[Information provided]:

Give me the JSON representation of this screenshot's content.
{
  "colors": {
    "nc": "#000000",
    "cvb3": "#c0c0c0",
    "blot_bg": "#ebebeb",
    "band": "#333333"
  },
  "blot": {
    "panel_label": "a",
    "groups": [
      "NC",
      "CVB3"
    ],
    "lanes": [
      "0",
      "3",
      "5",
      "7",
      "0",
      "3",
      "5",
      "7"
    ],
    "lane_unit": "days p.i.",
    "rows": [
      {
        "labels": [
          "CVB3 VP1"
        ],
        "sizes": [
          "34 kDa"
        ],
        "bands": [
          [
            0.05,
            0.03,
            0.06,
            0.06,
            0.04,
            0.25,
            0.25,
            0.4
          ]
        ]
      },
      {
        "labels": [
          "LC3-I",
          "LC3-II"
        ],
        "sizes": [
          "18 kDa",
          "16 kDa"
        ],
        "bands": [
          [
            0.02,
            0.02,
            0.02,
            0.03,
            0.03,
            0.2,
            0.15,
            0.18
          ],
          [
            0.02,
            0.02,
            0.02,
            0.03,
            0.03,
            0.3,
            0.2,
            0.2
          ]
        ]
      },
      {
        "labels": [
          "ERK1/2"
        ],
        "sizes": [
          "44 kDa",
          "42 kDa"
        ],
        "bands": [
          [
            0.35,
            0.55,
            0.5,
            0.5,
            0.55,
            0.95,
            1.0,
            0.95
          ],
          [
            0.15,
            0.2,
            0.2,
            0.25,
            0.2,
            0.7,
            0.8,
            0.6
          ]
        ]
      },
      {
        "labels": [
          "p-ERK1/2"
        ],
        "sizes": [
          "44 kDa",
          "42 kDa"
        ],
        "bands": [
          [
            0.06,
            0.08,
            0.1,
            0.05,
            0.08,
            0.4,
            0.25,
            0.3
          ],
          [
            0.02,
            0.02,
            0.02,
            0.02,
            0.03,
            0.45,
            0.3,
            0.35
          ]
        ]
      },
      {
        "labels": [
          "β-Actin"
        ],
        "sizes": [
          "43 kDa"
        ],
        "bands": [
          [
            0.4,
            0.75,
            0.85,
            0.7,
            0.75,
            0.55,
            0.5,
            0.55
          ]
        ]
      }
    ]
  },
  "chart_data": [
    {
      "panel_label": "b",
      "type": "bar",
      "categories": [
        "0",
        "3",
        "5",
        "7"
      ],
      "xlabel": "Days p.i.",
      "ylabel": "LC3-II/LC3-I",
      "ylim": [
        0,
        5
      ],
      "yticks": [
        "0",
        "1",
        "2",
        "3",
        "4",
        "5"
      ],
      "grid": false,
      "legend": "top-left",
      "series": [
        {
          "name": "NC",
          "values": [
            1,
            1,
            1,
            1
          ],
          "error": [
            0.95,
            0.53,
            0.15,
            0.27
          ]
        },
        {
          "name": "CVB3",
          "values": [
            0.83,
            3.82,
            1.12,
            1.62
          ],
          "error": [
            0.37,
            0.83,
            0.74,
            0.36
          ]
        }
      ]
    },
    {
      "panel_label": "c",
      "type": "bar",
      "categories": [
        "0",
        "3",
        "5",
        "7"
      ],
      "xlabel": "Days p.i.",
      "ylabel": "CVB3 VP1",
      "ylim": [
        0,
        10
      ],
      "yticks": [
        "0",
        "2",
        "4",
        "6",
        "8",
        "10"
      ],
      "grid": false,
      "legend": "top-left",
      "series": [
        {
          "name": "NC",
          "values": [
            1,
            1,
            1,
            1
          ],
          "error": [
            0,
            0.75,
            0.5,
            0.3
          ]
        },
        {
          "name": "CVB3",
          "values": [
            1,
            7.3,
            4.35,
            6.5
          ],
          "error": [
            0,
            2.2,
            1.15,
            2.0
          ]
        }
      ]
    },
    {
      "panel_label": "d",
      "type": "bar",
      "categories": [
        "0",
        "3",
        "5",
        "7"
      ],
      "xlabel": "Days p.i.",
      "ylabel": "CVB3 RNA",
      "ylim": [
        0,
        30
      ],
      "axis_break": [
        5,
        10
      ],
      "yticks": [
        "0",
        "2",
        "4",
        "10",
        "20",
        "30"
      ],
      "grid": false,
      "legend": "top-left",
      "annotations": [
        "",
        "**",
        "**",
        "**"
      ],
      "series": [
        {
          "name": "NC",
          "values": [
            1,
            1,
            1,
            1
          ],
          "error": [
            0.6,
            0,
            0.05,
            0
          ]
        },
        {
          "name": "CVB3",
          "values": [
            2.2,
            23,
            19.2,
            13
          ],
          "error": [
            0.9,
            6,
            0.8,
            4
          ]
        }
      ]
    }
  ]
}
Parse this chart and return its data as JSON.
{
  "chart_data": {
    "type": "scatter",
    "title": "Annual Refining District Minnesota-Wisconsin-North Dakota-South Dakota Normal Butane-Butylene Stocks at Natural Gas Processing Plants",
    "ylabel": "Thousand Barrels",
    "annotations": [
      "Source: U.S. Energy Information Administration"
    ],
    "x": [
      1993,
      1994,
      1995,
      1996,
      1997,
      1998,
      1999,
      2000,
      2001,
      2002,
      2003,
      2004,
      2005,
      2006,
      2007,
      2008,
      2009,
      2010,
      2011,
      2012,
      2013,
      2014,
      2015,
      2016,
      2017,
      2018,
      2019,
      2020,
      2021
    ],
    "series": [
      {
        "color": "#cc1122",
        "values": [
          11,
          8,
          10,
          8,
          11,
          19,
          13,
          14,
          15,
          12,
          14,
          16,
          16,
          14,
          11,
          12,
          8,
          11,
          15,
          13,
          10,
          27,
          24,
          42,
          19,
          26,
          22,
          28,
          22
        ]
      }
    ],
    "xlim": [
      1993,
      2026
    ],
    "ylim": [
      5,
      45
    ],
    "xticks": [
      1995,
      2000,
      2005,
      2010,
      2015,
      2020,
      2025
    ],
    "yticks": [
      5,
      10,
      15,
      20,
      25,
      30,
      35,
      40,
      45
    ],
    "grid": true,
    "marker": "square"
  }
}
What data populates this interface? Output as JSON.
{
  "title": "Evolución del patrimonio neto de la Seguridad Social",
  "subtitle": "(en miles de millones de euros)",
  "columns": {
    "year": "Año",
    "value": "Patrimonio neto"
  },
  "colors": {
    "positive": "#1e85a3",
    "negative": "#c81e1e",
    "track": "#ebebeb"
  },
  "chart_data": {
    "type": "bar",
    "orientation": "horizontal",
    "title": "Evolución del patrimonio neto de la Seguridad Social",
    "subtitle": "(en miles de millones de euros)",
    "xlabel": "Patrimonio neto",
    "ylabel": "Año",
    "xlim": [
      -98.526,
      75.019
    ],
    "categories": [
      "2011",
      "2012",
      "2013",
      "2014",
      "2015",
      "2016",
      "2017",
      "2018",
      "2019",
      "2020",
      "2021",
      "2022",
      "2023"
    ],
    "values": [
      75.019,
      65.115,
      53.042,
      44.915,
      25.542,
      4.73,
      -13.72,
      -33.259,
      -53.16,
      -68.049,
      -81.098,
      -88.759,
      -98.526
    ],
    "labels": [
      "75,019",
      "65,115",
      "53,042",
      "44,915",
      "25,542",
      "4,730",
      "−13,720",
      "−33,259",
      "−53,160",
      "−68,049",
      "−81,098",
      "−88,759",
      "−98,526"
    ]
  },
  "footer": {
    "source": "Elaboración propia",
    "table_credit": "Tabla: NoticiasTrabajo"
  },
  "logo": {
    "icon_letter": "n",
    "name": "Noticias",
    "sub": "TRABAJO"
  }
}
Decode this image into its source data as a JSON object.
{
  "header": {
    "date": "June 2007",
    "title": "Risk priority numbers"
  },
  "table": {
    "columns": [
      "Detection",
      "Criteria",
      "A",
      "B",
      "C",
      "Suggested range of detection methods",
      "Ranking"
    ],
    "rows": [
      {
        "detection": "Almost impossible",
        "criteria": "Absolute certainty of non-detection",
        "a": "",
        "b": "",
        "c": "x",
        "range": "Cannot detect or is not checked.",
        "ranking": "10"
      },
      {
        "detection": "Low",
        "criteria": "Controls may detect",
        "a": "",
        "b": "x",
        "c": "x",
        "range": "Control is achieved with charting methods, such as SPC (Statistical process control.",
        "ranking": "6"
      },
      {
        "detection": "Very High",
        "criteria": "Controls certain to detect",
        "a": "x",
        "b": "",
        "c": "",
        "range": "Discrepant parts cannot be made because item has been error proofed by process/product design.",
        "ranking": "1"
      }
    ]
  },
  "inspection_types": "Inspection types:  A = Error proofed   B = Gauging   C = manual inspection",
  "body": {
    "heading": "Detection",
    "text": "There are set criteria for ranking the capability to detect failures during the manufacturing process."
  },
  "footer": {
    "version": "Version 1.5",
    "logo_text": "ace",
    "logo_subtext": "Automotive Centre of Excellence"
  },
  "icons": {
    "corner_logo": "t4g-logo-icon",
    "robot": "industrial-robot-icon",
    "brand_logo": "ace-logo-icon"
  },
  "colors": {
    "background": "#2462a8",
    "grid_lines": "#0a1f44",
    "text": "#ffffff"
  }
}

[Written problem]: From the listing above, copy all lines holding the word "subtitle".

[Solved problem]:
  "subtitle": "(en miles de millones de euros)",
    "subtitle": "(en miles de millones de euros)",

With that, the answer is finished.